_Instruction_.
Show every line that has the string "text" in it.

Saved entries
========================

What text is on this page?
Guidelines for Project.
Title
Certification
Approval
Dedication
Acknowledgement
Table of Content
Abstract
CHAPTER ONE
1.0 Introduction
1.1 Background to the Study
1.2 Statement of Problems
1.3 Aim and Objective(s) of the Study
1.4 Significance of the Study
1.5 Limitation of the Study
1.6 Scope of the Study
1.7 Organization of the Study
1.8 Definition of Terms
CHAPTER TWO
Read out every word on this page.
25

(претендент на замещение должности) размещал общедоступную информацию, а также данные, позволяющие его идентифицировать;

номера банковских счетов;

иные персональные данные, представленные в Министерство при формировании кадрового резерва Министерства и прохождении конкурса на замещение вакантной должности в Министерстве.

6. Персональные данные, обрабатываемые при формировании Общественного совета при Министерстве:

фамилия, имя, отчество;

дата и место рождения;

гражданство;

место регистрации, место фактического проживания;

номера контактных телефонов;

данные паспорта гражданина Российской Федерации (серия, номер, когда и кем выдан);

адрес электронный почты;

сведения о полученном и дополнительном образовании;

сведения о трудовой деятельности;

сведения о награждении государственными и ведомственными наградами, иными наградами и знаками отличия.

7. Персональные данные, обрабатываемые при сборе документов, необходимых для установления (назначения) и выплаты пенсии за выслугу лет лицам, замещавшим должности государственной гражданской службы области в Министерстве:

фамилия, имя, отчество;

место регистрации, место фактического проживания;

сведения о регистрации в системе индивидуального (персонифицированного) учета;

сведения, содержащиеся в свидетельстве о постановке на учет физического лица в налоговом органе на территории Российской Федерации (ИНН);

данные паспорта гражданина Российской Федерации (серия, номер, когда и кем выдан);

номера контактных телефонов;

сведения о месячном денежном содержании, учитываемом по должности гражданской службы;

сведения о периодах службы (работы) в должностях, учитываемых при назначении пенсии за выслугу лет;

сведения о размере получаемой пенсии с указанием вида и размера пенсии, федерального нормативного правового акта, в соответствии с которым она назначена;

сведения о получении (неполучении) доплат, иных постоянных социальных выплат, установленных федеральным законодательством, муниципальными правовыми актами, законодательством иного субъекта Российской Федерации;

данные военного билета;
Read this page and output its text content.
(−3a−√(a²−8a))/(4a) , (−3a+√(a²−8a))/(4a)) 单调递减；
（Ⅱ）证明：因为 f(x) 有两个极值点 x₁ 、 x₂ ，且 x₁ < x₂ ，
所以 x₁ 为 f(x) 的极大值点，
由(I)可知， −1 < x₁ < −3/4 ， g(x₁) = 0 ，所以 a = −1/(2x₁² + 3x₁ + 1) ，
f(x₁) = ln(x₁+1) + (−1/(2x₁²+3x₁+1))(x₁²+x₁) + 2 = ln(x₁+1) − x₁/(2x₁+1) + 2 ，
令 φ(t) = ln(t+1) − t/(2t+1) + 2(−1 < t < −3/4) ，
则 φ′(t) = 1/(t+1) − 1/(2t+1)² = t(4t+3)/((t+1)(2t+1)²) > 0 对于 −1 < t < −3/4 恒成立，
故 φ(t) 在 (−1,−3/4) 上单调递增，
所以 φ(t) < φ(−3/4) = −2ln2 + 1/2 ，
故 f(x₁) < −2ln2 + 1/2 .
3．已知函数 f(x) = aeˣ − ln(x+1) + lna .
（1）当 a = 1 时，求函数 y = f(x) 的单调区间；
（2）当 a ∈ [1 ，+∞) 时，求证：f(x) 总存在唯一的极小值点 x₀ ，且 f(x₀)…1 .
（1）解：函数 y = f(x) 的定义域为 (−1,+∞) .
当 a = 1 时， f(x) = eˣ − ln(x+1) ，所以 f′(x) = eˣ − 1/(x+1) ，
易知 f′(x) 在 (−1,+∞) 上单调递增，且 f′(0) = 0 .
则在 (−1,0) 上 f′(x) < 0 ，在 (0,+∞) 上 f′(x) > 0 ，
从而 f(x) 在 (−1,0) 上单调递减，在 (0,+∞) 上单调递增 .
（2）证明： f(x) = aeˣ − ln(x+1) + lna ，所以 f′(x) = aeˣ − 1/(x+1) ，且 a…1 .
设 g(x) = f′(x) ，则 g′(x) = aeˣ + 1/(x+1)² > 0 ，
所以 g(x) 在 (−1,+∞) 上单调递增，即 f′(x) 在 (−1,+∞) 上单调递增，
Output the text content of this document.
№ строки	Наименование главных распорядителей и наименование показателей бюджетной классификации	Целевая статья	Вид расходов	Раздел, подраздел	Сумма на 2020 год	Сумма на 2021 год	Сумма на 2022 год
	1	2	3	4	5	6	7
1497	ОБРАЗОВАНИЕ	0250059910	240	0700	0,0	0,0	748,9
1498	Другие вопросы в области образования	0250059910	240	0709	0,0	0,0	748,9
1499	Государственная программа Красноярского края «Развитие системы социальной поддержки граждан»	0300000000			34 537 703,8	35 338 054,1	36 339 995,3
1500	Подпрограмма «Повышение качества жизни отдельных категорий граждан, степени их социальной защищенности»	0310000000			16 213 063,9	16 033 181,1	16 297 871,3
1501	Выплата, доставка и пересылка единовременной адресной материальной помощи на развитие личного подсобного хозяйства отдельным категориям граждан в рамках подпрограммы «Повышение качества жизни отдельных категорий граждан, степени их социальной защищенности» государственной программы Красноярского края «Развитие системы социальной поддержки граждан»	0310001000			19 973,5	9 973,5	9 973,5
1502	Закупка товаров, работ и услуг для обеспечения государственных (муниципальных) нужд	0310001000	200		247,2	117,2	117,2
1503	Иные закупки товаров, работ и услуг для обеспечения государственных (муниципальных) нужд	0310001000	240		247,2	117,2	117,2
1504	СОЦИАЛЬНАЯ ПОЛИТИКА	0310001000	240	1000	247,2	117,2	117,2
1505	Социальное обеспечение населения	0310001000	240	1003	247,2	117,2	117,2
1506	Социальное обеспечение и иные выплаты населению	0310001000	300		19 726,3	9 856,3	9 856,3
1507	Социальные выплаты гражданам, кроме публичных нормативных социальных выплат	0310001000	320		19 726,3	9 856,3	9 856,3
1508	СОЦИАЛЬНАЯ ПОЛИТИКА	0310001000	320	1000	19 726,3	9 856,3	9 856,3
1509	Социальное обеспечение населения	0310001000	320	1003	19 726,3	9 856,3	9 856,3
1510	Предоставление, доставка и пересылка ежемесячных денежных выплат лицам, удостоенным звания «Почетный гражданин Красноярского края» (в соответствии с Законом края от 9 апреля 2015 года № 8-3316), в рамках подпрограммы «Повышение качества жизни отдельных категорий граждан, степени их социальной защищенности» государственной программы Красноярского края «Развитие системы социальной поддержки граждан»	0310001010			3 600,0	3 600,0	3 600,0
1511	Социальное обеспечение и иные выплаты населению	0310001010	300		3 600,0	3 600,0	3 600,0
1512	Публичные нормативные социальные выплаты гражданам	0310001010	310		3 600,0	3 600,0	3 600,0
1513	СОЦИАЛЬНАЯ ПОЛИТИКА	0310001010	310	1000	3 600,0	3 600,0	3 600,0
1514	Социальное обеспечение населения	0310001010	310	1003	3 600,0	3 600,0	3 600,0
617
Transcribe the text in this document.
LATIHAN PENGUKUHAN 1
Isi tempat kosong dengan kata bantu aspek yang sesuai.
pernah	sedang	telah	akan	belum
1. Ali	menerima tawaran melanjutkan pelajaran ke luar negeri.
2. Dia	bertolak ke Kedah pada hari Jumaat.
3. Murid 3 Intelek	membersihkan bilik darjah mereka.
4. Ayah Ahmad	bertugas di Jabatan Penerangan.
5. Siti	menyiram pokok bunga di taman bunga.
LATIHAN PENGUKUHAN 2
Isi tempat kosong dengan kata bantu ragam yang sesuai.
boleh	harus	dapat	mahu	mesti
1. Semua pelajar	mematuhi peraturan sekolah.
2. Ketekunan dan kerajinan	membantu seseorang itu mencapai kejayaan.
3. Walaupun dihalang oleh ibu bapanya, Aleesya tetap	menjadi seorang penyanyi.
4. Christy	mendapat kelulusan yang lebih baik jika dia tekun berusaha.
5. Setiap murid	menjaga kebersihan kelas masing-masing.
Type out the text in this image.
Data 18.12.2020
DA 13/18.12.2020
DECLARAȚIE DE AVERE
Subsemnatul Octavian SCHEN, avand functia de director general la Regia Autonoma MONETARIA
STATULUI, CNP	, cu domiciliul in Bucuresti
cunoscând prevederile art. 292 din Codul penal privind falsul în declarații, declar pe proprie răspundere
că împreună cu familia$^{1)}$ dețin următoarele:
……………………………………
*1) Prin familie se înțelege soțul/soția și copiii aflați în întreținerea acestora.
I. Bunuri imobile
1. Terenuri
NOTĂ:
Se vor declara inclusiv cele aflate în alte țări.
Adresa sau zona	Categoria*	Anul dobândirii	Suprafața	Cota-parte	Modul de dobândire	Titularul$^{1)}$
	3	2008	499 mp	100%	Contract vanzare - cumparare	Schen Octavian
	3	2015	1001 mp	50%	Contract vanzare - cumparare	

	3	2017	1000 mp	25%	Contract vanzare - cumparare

========================

_Solution below_.
What text is on this page?
Read this page and output its text content.
Output the text content of this document.
Transcribe the text in this document.
Type out the text in this image.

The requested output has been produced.